Directions for this task: Pull every line that holds the word "color" from the entries.

(Items from a figure collection)

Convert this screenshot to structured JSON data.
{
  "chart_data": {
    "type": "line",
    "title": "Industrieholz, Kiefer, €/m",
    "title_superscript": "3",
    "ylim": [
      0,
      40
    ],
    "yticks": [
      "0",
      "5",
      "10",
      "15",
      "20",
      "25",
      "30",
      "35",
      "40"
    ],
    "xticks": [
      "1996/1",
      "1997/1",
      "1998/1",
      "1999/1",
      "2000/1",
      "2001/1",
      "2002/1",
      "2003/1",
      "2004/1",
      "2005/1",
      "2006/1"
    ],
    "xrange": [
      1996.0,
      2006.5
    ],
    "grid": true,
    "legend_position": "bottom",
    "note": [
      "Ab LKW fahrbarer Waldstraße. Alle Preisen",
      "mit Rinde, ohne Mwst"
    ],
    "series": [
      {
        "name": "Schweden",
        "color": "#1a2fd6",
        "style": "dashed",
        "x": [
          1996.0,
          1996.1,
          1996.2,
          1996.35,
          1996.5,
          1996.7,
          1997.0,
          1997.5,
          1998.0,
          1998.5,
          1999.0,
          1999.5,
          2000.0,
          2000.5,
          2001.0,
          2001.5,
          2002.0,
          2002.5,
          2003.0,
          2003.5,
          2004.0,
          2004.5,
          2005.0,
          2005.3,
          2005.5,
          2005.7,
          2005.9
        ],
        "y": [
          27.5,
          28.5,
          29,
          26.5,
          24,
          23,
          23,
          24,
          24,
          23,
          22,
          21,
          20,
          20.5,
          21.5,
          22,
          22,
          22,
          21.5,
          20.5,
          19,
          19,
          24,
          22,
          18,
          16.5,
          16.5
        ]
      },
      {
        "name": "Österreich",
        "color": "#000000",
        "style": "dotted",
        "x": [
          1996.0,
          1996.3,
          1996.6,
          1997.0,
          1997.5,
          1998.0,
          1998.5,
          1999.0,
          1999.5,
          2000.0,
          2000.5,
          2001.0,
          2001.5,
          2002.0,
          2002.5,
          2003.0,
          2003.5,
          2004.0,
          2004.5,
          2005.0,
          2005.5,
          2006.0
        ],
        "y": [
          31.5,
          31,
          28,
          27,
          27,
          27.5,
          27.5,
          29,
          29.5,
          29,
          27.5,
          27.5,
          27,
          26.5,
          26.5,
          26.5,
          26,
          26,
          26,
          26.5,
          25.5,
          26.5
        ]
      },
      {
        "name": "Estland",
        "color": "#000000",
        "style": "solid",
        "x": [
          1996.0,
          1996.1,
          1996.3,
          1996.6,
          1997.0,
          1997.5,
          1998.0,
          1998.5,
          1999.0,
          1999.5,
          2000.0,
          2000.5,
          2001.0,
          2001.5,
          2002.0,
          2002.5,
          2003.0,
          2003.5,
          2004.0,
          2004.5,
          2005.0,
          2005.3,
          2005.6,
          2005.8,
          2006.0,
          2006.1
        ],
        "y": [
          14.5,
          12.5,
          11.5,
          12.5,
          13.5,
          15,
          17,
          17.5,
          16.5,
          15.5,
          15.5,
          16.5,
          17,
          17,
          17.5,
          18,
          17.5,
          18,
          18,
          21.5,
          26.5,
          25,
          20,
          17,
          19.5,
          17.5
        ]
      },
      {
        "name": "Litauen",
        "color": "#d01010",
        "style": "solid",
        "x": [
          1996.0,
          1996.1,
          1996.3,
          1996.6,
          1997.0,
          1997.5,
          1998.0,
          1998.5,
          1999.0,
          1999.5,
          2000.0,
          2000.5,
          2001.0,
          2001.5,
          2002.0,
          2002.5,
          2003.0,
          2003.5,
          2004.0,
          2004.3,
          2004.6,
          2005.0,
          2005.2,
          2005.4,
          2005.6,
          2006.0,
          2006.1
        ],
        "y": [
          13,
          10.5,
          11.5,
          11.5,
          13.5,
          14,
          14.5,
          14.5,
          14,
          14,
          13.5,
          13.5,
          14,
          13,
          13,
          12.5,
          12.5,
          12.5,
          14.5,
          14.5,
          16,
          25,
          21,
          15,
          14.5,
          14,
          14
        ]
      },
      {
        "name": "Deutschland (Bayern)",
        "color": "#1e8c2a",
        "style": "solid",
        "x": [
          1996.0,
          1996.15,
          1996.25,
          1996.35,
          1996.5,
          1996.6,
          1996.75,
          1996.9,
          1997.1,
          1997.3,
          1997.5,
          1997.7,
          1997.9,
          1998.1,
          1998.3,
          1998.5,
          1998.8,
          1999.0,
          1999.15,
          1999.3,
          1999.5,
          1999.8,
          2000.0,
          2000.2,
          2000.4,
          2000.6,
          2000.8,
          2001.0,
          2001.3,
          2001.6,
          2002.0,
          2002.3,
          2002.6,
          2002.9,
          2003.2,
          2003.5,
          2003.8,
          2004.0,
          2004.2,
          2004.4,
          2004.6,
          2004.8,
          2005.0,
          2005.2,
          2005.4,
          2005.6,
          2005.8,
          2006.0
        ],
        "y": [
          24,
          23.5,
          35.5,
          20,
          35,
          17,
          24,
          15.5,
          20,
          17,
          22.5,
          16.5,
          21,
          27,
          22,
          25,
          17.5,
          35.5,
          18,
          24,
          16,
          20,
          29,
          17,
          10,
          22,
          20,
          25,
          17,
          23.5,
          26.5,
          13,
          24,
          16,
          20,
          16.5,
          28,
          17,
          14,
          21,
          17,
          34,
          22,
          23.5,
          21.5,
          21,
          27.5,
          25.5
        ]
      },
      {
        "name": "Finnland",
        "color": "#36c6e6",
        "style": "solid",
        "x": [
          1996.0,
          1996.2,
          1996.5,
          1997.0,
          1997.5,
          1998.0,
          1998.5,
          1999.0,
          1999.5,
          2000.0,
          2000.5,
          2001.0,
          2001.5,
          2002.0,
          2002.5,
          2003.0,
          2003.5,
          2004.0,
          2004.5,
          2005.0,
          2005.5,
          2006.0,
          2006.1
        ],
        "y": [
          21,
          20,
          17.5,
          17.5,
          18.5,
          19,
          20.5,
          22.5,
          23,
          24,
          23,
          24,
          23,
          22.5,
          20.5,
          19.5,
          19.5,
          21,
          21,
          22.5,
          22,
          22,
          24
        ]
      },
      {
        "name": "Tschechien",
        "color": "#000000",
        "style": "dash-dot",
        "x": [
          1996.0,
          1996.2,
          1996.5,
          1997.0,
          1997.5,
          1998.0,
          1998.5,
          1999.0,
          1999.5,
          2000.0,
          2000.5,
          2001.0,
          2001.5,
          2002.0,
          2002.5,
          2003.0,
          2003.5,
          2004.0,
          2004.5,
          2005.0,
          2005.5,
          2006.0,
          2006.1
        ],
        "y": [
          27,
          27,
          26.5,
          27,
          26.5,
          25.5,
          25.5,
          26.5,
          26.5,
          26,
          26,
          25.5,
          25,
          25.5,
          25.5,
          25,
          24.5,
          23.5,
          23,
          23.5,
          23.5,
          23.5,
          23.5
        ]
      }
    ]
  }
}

Result:
        "color": "#1a2fd6",
        "color": "#000000",
        "color": "#000000",
        "color": "#d01010",
        "color": "#1e8c2a",
        "color": "#36c6e6",
        "color": "#000000",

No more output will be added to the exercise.